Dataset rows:
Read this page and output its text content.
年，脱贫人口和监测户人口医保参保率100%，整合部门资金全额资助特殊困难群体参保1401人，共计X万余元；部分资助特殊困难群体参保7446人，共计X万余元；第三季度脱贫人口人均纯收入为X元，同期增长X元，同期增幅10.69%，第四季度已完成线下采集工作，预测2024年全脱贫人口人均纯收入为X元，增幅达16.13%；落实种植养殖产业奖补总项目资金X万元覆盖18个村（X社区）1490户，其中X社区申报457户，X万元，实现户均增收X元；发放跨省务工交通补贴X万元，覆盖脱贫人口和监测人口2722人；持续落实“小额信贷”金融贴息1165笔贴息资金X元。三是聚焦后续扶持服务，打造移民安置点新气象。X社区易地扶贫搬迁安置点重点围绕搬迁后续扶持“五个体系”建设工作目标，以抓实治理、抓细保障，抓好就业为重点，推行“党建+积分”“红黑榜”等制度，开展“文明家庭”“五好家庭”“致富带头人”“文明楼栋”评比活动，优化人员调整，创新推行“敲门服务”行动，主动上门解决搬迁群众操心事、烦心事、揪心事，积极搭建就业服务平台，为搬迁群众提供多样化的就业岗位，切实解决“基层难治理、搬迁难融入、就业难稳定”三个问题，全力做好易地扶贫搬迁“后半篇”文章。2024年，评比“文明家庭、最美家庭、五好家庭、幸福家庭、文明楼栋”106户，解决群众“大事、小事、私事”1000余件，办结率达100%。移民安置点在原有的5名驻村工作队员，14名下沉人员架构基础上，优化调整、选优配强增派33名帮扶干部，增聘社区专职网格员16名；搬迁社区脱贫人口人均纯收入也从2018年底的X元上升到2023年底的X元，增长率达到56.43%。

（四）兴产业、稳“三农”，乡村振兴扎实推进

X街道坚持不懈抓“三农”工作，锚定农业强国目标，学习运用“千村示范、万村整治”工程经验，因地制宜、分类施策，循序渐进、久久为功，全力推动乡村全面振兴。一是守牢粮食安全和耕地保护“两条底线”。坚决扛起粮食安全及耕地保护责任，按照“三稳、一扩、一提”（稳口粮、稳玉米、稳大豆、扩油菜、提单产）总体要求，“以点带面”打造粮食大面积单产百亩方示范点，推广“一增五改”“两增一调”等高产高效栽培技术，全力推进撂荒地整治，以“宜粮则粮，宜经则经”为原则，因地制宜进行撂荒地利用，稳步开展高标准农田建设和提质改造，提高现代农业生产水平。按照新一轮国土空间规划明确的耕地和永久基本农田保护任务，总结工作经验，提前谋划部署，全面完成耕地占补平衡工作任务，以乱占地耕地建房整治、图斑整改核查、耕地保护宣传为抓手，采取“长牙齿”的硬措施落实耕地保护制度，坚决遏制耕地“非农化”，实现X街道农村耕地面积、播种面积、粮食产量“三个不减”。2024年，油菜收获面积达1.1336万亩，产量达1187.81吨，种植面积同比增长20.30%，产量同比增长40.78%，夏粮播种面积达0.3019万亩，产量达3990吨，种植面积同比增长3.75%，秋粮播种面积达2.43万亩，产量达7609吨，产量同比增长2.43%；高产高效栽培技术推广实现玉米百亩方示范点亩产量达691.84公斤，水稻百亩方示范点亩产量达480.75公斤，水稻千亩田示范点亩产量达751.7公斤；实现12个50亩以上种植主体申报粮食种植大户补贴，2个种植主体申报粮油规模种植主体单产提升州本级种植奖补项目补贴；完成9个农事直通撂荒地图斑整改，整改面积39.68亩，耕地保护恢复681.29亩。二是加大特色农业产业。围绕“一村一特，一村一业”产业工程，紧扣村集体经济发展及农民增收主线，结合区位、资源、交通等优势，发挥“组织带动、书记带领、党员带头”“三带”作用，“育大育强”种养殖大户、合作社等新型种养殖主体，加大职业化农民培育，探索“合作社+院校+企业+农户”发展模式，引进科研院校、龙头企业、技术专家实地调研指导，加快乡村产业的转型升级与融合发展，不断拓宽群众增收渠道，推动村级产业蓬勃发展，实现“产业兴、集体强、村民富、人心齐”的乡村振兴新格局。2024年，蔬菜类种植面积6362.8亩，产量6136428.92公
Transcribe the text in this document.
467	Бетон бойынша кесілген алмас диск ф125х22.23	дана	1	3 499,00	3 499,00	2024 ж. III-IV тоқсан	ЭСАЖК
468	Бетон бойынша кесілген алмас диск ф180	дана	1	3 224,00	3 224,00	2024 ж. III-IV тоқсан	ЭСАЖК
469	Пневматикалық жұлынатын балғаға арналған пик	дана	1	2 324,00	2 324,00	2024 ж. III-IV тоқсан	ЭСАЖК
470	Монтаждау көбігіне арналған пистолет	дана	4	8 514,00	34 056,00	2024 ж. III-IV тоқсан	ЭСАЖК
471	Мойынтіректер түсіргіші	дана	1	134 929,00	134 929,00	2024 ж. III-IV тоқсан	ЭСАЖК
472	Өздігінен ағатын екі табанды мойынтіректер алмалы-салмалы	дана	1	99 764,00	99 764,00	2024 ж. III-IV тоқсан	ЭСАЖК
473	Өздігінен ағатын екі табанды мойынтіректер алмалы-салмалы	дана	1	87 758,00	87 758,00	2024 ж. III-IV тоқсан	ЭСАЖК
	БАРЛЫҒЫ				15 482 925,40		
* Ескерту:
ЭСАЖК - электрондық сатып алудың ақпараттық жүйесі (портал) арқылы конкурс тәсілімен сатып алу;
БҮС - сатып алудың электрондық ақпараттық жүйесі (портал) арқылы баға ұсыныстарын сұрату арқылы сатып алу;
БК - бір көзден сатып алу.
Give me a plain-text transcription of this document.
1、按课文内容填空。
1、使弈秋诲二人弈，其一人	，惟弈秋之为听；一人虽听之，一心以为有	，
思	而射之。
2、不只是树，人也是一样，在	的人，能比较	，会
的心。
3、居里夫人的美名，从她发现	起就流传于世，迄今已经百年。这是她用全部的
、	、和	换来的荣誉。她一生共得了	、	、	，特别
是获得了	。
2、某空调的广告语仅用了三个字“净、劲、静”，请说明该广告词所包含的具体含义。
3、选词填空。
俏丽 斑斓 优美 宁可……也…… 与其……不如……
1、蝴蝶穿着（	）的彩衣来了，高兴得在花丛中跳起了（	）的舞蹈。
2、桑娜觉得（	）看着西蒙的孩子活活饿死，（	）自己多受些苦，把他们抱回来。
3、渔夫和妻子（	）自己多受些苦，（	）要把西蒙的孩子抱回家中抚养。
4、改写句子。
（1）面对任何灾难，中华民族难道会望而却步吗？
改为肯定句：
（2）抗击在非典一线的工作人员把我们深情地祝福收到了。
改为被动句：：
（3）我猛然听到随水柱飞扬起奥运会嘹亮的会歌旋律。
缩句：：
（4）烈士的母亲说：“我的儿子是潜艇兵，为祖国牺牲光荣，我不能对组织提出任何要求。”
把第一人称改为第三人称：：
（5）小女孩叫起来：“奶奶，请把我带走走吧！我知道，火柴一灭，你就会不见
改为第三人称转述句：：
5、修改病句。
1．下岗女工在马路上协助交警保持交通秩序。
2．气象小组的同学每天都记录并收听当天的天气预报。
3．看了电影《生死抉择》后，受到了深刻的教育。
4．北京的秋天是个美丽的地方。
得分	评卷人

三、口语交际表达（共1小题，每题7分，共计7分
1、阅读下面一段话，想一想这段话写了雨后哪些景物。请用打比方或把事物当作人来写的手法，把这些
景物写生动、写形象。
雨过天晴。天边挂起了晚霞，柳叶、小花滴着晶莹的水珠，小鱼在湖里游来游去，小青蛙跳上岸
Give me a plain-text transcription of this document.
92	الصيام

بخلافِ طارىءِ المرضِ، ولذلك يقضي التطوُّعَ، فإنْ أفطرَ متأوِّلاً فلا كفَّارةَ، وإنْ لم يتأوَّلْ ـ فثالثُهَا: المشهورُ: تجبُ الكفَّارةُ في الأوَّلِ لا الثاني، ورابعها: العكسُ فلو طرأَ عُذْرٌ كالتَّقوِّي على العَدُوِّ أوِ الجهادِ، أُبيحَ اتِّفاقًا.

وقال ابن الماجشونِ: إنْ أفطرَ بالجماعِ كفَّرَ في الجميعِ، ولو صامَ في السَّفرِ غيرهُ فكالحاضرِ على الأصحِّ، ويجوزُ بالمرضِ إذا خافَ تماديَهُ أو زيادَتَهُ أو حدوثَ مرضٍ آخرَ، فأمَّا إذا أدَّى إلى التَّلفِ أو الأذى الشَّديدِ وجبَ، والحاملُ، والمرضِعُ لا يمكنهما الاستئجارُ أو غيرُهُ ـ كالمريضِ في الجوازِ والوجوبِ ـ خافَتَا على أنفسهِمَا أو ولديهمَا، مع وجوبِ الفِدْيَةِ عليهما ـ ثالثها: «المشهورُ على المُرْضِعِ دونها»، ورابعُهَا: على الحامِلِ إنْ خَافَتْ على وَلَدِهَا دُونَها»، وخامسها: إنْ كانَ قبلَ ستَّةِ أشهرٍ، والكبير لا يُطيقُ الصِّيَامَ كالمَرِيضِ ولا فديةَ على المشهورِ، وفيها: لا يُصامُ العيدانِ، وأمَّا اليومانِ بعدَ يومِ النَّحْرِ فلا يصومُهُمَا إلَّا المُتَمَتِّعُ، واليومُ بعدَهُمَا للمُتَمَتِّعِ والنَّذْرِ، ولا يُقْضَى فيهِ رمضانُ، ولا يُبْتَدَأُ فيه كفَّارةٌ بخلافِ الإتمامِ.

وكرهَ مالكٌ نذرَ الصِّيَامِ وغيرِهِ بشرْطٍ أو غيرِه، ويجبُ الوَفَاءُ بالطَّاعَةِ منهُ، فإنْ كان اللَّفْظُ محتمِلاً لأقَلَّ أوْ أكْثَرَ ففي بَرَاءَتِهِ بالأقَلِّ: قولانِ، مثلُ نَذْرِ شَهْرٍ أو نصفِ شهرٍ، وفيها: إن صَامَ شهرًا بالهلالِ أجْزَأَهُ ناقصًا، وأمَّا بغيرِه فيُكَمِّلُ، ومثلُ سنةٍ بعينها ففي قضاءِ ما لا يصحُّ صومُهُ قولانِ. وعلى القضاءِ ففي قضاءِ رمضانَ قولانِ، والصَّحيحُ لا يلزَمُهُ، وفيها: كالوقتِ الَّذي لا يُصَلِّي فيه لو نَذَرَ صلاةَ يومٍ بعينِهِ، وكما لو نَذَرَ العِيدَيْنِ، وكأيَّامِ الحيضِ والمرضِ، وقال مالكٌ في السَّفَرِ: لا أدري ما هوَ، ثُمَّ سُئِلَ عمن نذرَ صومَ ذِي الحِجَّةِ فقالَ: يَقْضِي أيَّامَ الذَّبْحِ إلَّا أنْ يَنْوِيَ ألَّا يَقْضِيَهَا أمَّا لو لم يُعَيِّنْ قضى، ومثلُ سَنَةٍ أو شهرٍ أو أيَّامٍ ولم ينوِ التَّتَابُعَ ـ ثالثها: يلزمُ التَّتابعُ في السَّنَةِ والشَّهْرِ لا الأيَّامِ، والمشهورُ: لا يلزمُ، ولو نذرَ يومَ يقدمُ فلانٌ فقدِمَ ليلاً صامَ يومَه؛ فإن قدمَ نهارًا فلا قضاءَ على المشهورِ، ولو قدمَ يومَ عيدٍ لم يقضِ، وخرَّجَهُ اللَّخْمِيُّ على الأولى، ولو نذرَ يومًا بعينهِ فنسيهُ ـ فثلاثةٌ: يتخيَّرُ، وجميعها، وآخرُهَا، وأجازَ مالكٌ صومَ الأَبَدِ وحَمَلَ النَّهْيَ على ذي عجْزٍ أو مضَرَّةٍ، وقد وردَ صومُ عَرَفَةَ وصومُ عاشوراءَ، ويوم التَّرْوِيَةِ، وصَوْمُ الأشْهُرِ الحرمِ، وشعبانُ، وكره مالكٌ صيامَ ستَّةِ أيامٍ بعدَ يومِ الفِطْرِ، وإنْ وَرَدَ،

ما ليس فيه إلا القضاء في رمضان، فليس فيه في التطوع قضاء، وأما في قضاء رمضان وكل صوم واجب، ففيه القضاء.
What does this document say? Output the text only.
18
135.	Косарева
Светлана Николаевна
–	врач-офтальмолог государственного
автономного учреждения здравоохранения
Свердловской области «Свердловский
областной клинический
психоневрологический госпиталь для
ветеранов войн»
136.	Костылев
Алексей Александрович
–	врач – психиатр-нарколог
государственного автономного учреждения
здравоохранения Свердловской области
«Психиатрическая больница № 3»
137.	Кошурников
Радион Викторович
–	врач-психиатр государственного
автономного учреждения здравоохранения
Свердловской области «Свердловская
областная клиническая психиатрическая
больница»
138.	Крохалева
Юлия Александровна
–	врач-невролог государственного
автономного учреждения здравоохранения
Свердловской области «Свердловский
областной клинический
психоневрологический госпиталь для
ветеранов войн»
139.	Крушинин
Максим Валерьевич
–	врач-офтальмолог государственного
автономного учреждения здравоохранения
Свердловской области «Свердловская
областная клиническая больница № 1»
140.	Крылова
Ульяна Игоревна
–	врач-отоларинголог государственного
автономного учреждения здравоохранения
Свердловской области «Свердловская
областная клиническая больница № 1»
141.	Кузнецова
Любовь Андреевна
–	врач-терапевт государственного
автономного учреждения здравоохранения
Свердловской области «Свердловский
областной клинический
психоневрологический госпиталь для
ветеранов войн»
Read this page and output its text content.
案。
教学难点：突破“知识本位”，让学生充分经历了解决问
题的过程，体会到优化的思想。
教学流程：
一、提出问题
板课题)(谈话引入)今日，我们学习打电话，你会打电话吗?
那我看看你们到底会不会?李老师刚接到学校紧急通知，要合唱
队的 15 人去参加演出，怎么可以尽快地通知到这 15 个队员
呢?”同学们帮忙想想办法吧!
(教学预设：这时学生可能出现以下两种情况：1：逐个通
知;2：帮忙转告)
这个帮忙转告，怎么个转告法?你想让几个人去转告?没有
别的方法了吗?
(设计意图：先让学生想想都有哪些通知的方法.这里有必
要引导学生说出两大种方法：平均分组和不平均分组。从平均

SHORT TASK: Find all lines where the word "сатып" appears. Copy them.

RESPONSE:
ЭСАЖК - электрондық сатып алудың ақпараттық жүйесі (портал) арқылы конкурс тәсілімен сатып алу;
БҮС - сатып алудың электрондық ақпараттық жүйесі (портал) арқылы баға ұсыныстарын сұрату арқылы сатып алу;
БК - бір көзден сатып алу.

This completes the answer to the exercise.